**A run of records:**
━━━

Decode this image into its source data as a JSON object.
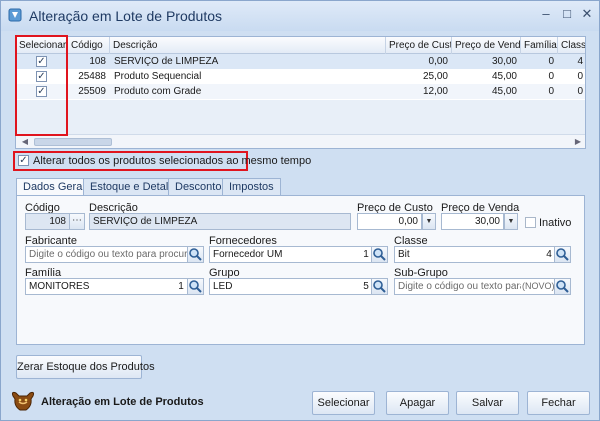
{
  "window": {
    "title": "Alteração em Lote de Produtos"
  },
  "grid": {
    "columns": [
      "Selecionar",
      "Código",
      "Descrição",
      "Preço de Custo",
      "Preço de Venda",
      "Família",
      "Classe"
    ],
    "rows": [
      {
        "selected": true,
        "codigo": "108",
        "descricao": "SERVIÇO de LIMPEZA",
        "custo": "0,00",
        "venda": "30,00",
        "familia": "0",
        "classe": "4"
      },
      {
        "selected": true,
        "codigo": "25488",
        "descricao": "Produto Sequencial",
        "custo": "25,00",
        "venda": "45,00",
        "familia": "0",
        "classe": "0"
      },
      {
        "selected": true,
        "codigo": "25509",
        "descricao": "Produto com Grade",
        "custo": "12,00",
        "venda": "45,00",
        "familia": "0",
        "classe": "0"
      }
    ]
  },
  "alter_all": {
    "checked": true,
    "label": "Alterar todos os produtos selecionados ao mesmo tempo"
  },
  "tabs": [
    {
      "label": "Dados Gerais",
      "active": true
    },
    {
      "label": "Estoque e Detalhes",
      "active": false
    },
    {
      "label": "Descontos",
      "active": false
    },
    {
      "label": "Impostos",
      "active": false
    }
  ],
  "form": {
    "codigo": {
      "label": "Código",
      "value": "108"
    },
    "descricao": {
      "label": "Descrição",
      "value": "SERVIÇO de LIMPEZA"
    },
    "preco_custo": {
      "label": "Preço de Custo",
      "value": "0,00"
    },
    "preco_venda": {
      "label": "Preço de Venda",
      "value": "30,00"
    },
    "inativo": {
      "label": "Inativo",
      "checked": false
    },
    "fabricante": {
      "label": "Fabricante",
      "placeholder": "Digite o código ou texto para procura"
    },
    "fornecedores": {
      "label": "Fornecedores",
      "value": "Fornecedor UM",
      "count": "1"
    },
    "classe": {
      "label": "Classe",
      "value": "Bit",
      "count": "4"
    },
    "familia": {
      "label": "Família",
      "value": "MONITORES",
      "count": "1"
    },
    "grupo": {
      "label": "Grupo",
      "value": "LED",
      "count": "5"
    },
    "subgrupo": {
      "label": "Sub-Grupo",
      "placeholder": "Digite o código ou texto para proc",
      "tag": "(NOVO)"
    }
  },
  "zerar_button": "Zerar Estoque dos Produtos",
  "footer": {
    "title": "Alteração em Lote de Produtos",
    "buttons": {
      "selecionar": "Selecionar",
      "apagar": "Apagar",
      "salvar": "Salvar",
      "fechar": "Fechar"
    }
  },
  "icons": {
    "app": "app-window-icon",
    "search": "magnifier-icon",
    "footer": "bull-logo-icon",
    "minimize": "minimize-icon",
    "maximize": "maximize-icon",
    "close": "close-icon"
  },
  "colors": {
    "highlight_border": "#e0141e",
    "window_bg": "#cfdff2",
    "title_text": "#1f3a63"
  }
}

━━━

**REQUEST:**
Give every record back exactly as it reads, with no images.

**ANSWER TO THE PROBLEM:**
Decode this image into its source data as a JSON object.
{
  "window": {
    "title": "Alteração em Lote de Produtos"
  },
  "grid": {
    "columns": [
      "Selecionar",
      "Código",
      "Descrição",
      "Preço de Custo",
      "Preço de Venda",
      "Família",
      "Classe"
    ],
    "rows": [
      {
        "selected": true,
        "codigo": "108",
        "descricao": "SERVIÇO de LIMPEZA",
        "custo": "0,00",
        "venda": "30,00",
        "familia": "0",
        "classe": "4"
      },
      {
        "selected": true,
        "codigo": "25488",
        "descricao": "Produto Sequencial",
        "custo": "25,00",
        "venda": "45,00",
        "familia": "0",
        "classe": "0"
      },
      {
        "selected": true,
        "codigo": "25509",
        "descricao": "Produto com Grade",
        "custo": "12,00",
        "venda": "45,00",
        "familia": "0",
        "classe": "0"
      }
    ]
  },
  "alter_all": {
    "checked": true,
    "label": "Alterar todos os produtos selecionados ao mesmo tempo"
  },
  "tabs": [
    {
      "label": "Dados Gerais",
      "active": true
    },
    {
      "label": "Estoque e Detalhes",
      "active": false
    },
    {
      "label": "Descontos",
      "active": false
    },
    {
      "label": "Impostos",
      "active": false
    }
  ],
  "form": {
    "codigo": {
      "label": "Código",
      "value": "108"
    },
    "descricao": {
      "label": "Descrição",
      "value": "SERVIÇO de LIMPEZA"
    },
    "preco_custo": {
      "label": "Preço de Custo",
      "value": "0,00"
    },
    "preco_venda": {
      "label": "Preço de Venda",
      "value": "30,00"
    },
    "inativo": {
      "label": "Inativo",
      "checked": false
    },
    "fabricante": {
      "label": "Fabricante",
      "placeholder": "Digite o código ou texto para procura"
    },
    "fornecedores": {
      "label": "Fornecedores",
      "value": "Fornecedor UM",
      "count": "1"
    },
    "classe": {
      "label": "Classe",
      "value": "Bit",
      "count": "4"
    },
    "familia": {
      "label": "Família",
      "value": "MONITORES",
      "count": "1"
    },
    "grupo": {
      "label": "Grupo",
      "value": "LED",
      "count": "5"
    },
    "subgrupo": {
      "label": "Sub-Grupo",
      "placeholder": "Digite o código ou texto para proc",
      "tag": "(NOVO)"
    }
  },
  "zerar_button": "Zerar Estoque dos Produtos",
  "footer": {
    "title": "Alteração em Lote de Produtos",
    "buttons": {
      "selecionar": "Selecionar",
      "apagar": "Apagar",
      "salvar": "Salvar",
      "fechar": "Fechar"
    }
  },
  "icons": {
    "app": "app-window-icon",
    "search": "magnifier-icon",
    "footer": "bull-logo-icon",
    "minimize": "minimize-icon",
    "maximize": "maximize-icon",
    "close": "close-icon"
  },
  "colors": {
    "highlight_border": "#e0141e",
    "window_bg": "#cfdff2",
    "title_text": "#1f3a63"
  }
}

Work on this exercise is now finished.